begin

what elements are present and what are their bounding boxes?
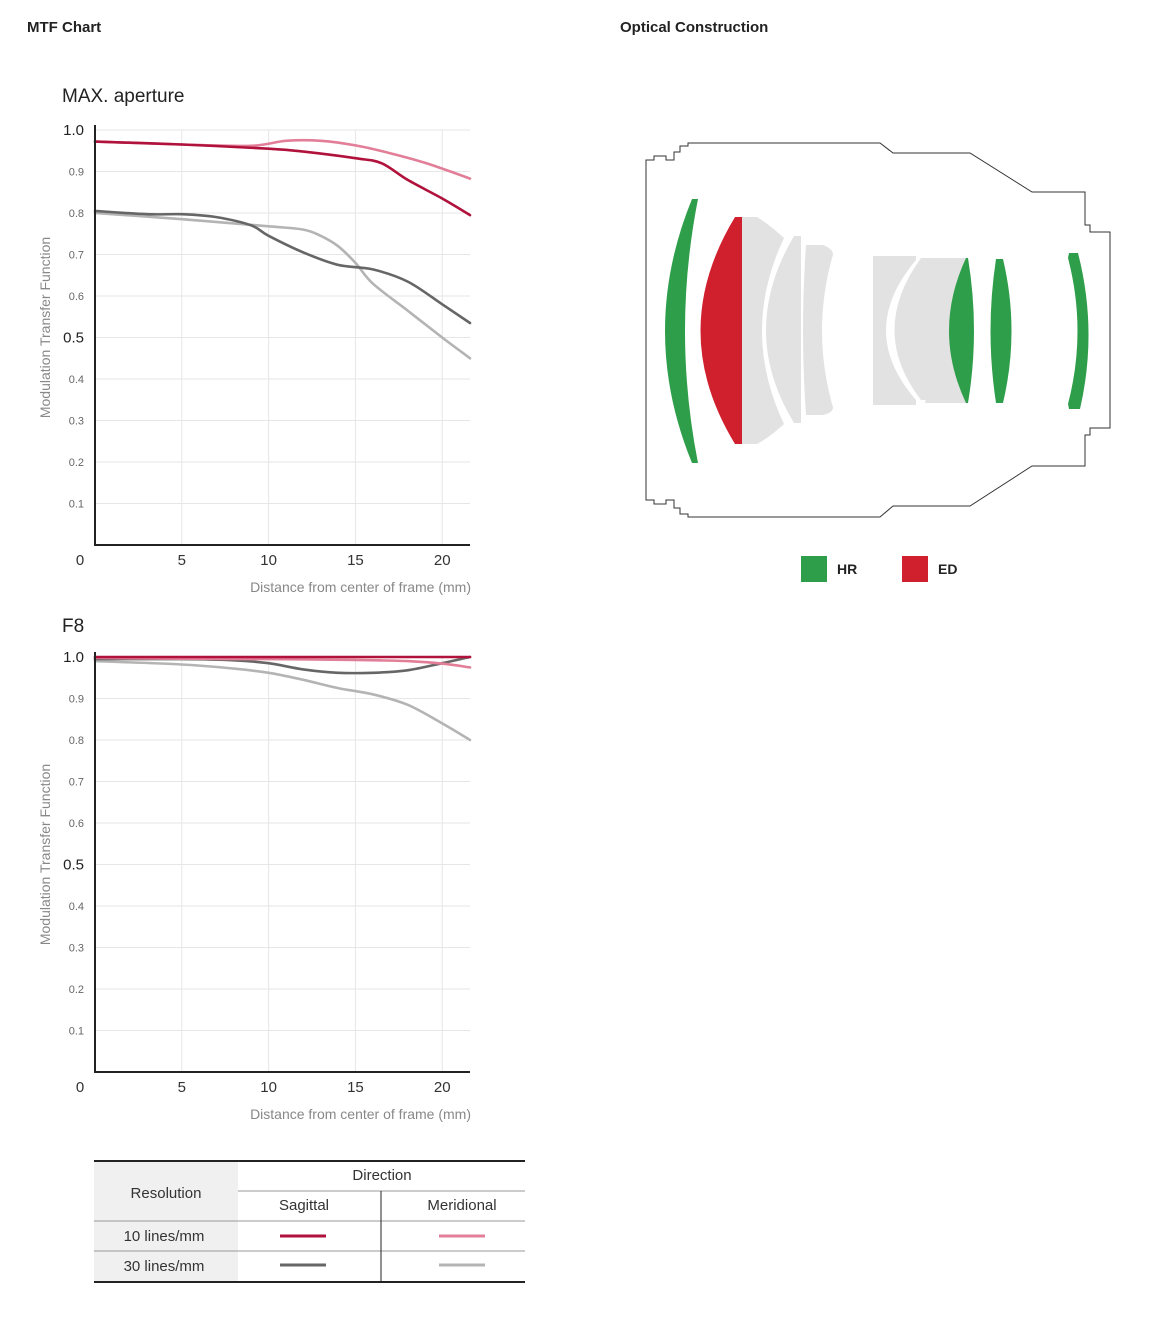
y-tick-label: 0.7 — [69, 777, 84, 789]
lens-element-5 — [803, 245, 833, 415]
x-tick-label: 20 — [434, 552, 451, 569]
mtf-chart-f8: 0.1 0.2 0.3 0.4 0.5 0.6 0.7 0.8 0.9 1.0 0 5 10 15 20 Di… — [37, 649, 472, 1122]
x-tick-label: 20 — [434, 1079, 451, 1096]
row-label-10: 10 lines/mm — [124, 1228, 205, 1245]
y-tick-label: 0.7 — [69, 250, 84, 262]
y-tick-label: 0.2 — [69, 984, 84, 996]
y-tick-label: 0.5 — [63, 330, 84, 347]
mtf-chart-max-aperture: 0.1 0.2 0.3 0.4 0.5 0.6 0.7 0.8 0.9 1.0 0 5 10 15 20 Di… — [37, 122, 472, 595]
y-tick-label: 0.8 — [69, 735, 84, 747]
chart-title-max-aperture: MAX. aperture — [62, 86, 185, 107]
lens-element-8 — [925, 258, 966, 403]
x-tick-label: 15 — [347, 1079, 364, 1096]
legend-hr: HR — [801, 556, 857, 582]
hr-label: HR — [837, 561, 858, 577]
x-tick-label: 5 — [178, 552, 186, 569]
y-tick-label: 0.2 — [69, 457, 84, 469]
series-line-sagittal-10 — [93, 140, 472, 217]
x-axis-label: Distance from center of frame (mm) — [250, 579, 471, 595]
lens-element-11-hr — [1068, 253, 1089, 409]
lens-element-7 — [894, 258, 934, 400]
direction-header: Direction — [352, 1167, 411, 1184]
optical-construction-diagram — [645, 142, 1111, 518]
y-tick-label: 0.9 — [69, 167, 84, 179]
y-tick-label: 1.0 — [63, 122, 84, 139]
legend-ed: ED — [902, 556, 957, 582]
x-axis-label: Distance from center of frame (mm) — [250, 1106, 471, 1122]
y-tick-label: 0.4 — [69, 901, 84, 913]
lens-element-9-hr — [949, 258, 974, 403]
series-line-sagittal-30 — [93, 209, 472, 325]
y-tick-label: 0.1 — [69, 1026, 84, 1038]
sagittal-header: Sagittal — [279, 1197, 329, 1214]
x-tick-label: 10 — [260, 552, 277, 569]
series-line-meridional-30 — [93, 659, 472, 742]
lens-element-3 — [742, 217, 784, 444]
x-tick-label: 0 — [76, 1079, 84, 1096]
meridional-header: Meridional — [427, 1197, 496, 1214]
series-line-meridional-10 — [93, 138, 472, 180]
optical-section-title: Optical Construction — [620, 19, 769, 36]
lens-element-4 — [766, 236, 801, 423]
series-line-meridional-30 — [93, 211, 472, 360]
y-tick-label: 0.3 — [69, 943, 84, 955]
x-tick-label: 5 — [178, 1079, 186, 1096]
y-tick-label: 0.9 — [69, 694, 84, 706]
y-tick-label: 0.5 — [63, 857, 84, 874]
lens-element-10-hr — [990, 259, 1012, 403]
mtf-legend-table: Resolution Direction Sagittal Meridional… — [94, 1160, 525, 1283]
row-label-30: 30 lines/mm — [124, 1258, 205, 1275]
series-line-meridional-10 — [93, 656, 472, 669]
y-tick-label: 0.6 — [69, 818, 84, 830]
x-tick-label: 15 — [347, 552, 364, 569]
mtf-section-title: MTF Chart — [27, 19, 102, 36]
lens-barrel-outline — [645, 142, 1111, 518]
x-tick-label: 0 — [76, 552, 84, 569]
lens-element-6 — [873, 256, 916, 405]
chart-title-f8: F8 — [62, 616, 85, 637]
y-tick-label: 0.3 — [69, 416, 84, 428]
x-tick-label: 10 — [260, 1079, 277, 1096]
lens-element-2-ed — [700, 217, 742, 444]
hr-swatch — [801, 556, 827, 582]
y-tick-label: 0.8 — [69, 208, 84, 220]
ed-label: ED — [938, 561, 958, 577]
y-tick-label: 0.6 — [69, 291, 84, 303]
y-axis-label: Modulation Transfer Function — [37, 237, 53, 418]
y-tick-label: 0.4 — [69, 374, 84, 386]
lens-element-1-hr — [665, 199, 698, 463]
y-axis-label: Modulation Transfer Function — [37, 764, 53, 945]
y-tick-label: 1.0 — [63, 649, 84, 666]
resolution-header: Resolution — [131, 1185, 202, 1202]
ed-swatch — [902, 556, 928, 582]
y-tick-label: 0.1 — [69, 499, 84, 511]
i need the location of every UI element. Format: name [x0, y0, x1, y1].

end

■ **The exercise**: Rewrite all of the material above, leaving out the picture, with "Distance from center of frame (mm)" swapped for "Distance from image center (mm)" and every other line unchanged.

■ **Solution below**:
what elements are present and what are their bounding boxes?
y-tick-label: 0.7 — [69, 777, 84, 789]
lens-element-5 — [803, 245, 833, 415]
x-tick-label: 20 — [434, 552, 451, 569]
mtf-chart-f8: 0.1 0.2 0.3 0.4 0.5 0.6 0.7 0.8 0.9 1.0 0 5 10 15 20 Di… — [37, 649, 472, 1122]
x-tick-label: 20 — [434, 1079, 451, 1096]
row-label-10: 10 lines/mm — [124, 1228, 205, 1245]
y-tick-label: 0.7 — [69, 250, 84, 262]
y-tick-label: 0.2 — [69, 984, 84, 996]
y-tick-label: 0.5 — [63, 330, 84, 347]
mtf-chart-max-aperture: 0.1 0.2 0.3 0.4 0.5 0.6 0.7 0.8 0.9 1.0 0 5 10 15 20 Di… — [37, 122, 472, 595]
y-tick-label: 0.8 — [69, 735, 84, 747]
chart-title-max-aperture: MAX. aperture — [62, 86, 185, 107]
lens-element-8 — [925, 258, 966, 403]
x-tick-label: 15 — [347, 1079, 364, 1096]
legend-hr: HR — [801, 556, 857, 582]
hr-label: HR — [837, 561, 858, 577]
x-tick-label: 5 — [178, 552, 186, 569]
y-tick-label: 0.2 — [69, 457, 84, 469]
series-line-sagittal-10 — [93, 140, 472, 217]
x-axis-label: Distance from image center (mm) — [250, 579, 471, 595]
lens-element-11-hr — [1068, 253, 1089, 409]
lens-element-7 — [894, 258, 934, 400]
direction-header: Direction — [352, 1167, 411, 1184]
optical-construction-diagram — [645, 142, 1111, 518]
y-tick-label: 0.9 — [69, 167, 84, 179]
y-tick-label: 1.0 — [63, 122, 84, 139]
legend-ed: ED — [902, 556, 957, 582]
x-axis-label: Distance from image center (mm) — [250, 1106, 471, 1122]
y-tick-label: 0.4 — [69, 901, 84, 913]
lens-element-9-hr — [949, 258, 974, 403]
series-line-sagittal-30 — [93, 209, 472, 325]
y-tick-label: 0.1 — [69, 1026, 84, 1038]
sagittal-header: Sagittal — [279, 1197, 329, 1214]
x-tick-label: 10 — [260, 552, 277, 569]
series-line-meridional-30 — [93, 659, 472, 742]
lens-element-3 — [742, 217, 784, 444]
x-tick-label: 0 — [76, 1079, 84, 1096]
meridional-header: Meridional — [427, 1197, 496, 1214]
series-line-meridional-10 — [93, 138, 472, 180]
optical-section-title: Optical Construction — [620, 19, 769, 36]
lens-element-4 — [766, 236, 801, 423]
series-line-meridional-30 — [93, 211, 472, 360]
y-tick-label: 0.3 — [69, 943, 84, 955]
x-tick-label: 5 — [178, 1079, 186, 1096]
y-tick-label: 0.9 — [69, 694, 84, 706]
y-tick-label: 0.5 — [63, 857, 84, 874]
lens-element-10-hr — [990, 259, 1012, 403]
mtf-legend-table: Resolution Direction Sagittal Meridional… — [94, 1160, 525, 1283]
row-label-30: 30 lines/mm — [124, 1258, 205, 1275]
series-line-meridional-10 — [93, 656, 472, 669]
y-tick-label: 0.6 — [69, 818, 84, 830]
x-tick-label: 15 — [347, 552, 364, 569]
mtf-section-title: MTF Chart — [27, 19, 102, 36]
lens-barrel-outline — [645, 142, 1111, 518]
x-tick-label: 0 — [76, 552, 84, 569]
lens-element-6 — [873, 256, 916, 405]
chart-title-f8: F8 — [62, 616, 85, 637]
y-tick-label: 0.3 — [69, 416, 84, 428]
x-tick-label: 10 — [260, 1079, 277, 1096]
lens-element-2-ed — [700, 217, 742, 444]
hr-swatch — [801, 556, 827, 582]
y-tick-label: 0.8 — [69, 208, 84, 220]
ed-label: ED — [938, 561, 958, 577]
y-tick-label: 0.6 — [69, 291, 84, 303]
y-axis-label: Modulation Transfer Function — [37, 237, 53, 418]
y-tick-label: 0.4 — [69, 374, 84, 386]
lens-element-1-hr — [665, 199, 698, 463]
y-axis-label: Modulation Transfer Function — [37, 764, 53, 945]
y-tick-label: 1.0 — [63, 649, 84, 666]
resolution-header: Resolution — [131, 1185, 202, 1202]
ed-swatch — [902, 556, 928, 582]
y-tick-label: 0.1 — [69, 499, 84, 511]
i need the location of every UI element. Format: name [x0, y0, x1, y1].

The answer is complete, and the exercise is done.